[Stored records]
++++
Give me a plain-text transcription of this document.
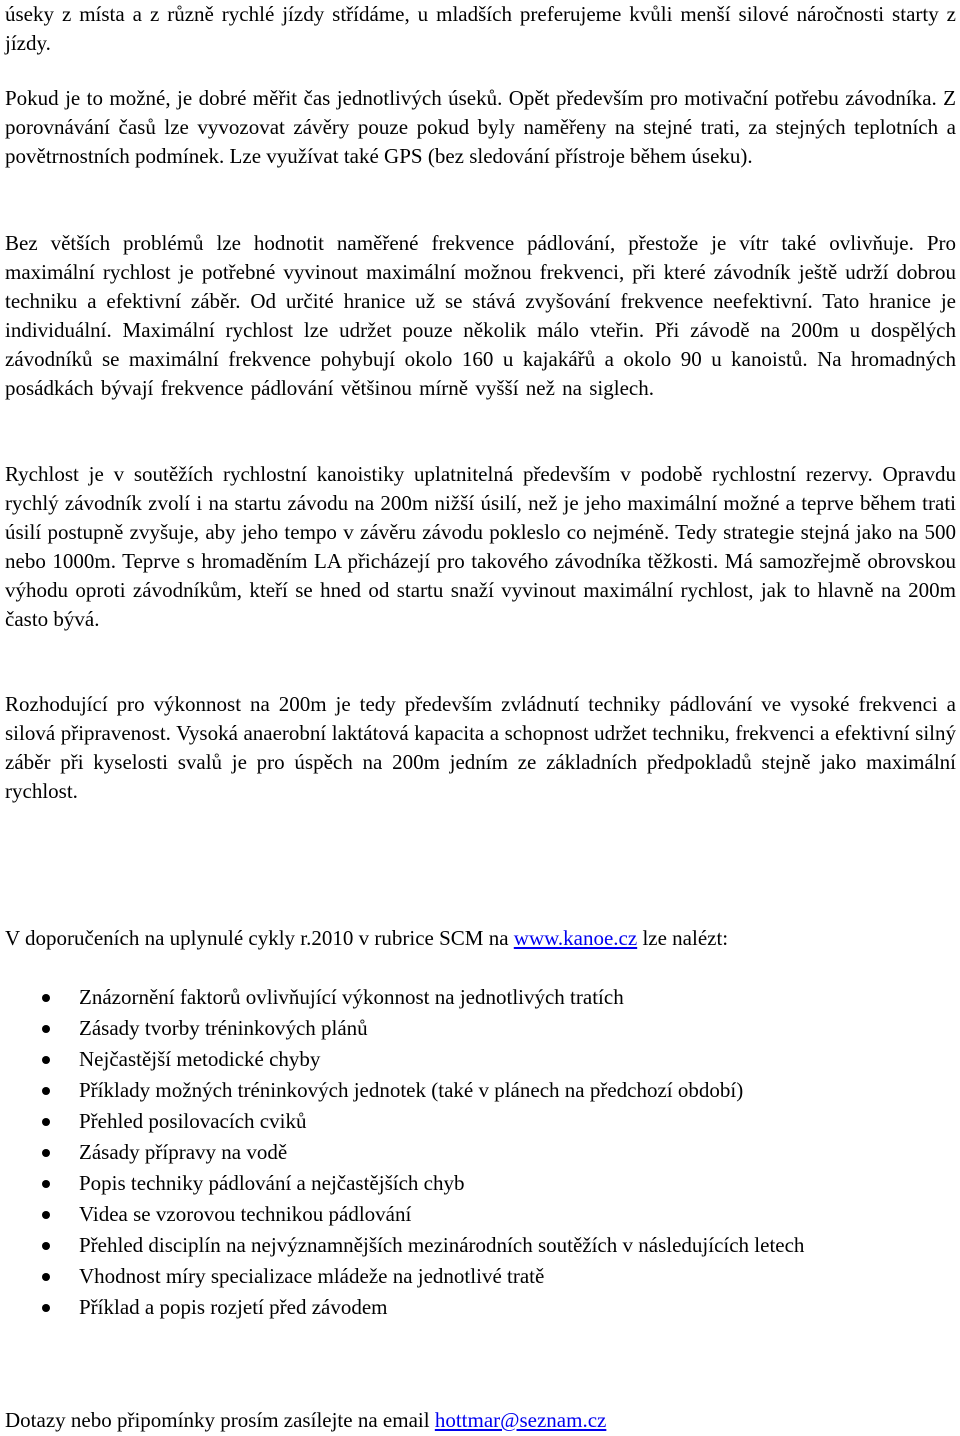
úseky z místa a z různě rychlé jízdy střídáme, u mladších preferujeme kvůli menší silové náročnosti starty z jízdy.

Pokud je to možné, je dobré měřit čas jednotlivých úseků. Opět především pro motivační potřebu závodníka. Z porovnávání časů lze vyvozovat závěry pouze pokud byly naměřeny na stejné trati, za stejných teplotních a povětrnostních podmínek. Lze využívat také GPS (bez sledování přístroje během úseku).

Bez větších problémů lze hodnotit naměřené frekvence pádlování, přestože je vítr také ovlivňuje. Pro maximální rychlost je potřebné vyvinout maximální možnou frekvenci, při které závodník ještě udrží dobrou techniku a efektivní záběr. Od určité hranice už se stává zvyšování frekvence neefektivní. Tato hranice je individuální. Maximální rychlost lze udržet pouze několik málo vteřin. Při závodě na 200m u dospělých závodníků se maximální frekvence pohybují okolo 160 u kajakářů a okolo 90 u kanoistů. Na hromadných posádkách bývají frekvence pádlování většinou mírně vyšší než na siglech.

Rychlost je v soutěžích rychlostní kanoistiky uplatnitelná především v podobě rychlostní rezervy. Opravdu rychlý závodník zvolí i na startu závodu na 200m nižší úsilí, než je jeho maximální možné a teprve během trati úsilí postupně zvyšuje, aby jeho tempo v závěru závodu pokleslo co nejméně. Tedy strategie stejná jako na 500 nebo 1000m. Teprve s hromaděním LA přicházejí pro takového závodníka těžkosti. Má samozřejmě obrovskou výhodu oproti závodníkům, kteří se hned od startu snaží vyvinout maximální rychlost, jak to hlavně na 200m často bývá.

Rozhodující pro výkonnost na 200m je tedy především zvládnutí techniky pádlování ve vysoké frekvenci a silová připravenost. Vysoká anaerobní laktátová kapacita a schopnost udržet techniku, frekvenci a efektivní silný záběr při kyselosti svalů je pro úspěch na 200m jedním ze základních předpokladů stejně jako maximální rychlost.

V doporučeních na uplynulé cykly r.2010 v rubrice SCM na www.kanoe.cz lze nalézt:

Znázornění faktorů ovlivňující výkonnost na jednotlivých tratích
Zásady tvorby tréninkových plánů
Nejčastější metodické chyby
Příklady možných tréninkových jednotek (také v plánech na předchozí období)
Přehled posilovacích cviků
Zásady přípravy na vodě
Popis techniky pádlování a nejčastějších chyb
Videa se vzorovou technikou pádlování
Přehled disciplín na nejvýznamnějších mezinárodních soutěžích v následujících letech
Vhodnost míry specializace mládeže na jednotlivé tratě
Příklad a popis rozjetí před závodem

Dotazy nebo připomínky prosím zasílejte na email hottmar@seznam.cz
++++
:: PROBLEM REQUIREMENTS ::
Single out each line of the records above with the string "také" in it, and copy it.

:: ANSWER ::
Pokud je to možné, je dobré měřit čas jednotlivých úseků. Opět především pro motivační potřebu závodníka. Z porovnávání časů lze vyvozovat závěry pouze pokud byly naměřeny na stejné trati, za stejných teplotních a povětrnostních podmínek. Lze využívat také GPS (bez sledování přístroje během úseku).
Bez větších problémů lze hodnotit naměřené frekvence pádlování, přestože je vítr také ovlivňuje. Pro maximální rychlost je potřebné vyvinout maximální možnou frekvenci, při které závodník ještě udrží dobrou techniku a efektivní záběr. Od určité hranice už se stává zvyšování frekvence neefektivní. Tato hranice je individuální. Maximální rychlost lze udržet pouze několik málo vteřin. Při závodě na 200m u dospělých závodníků se maximální frekvence pohybují okolo 160 u kajakářů a okolo 90 u kanoistů. Na hromadných posádkách bývají frekvence pádlování většinou mírně vyšší než na siglech.
Příklady možných tréninkových jednotek (také v plánech na předchozí období)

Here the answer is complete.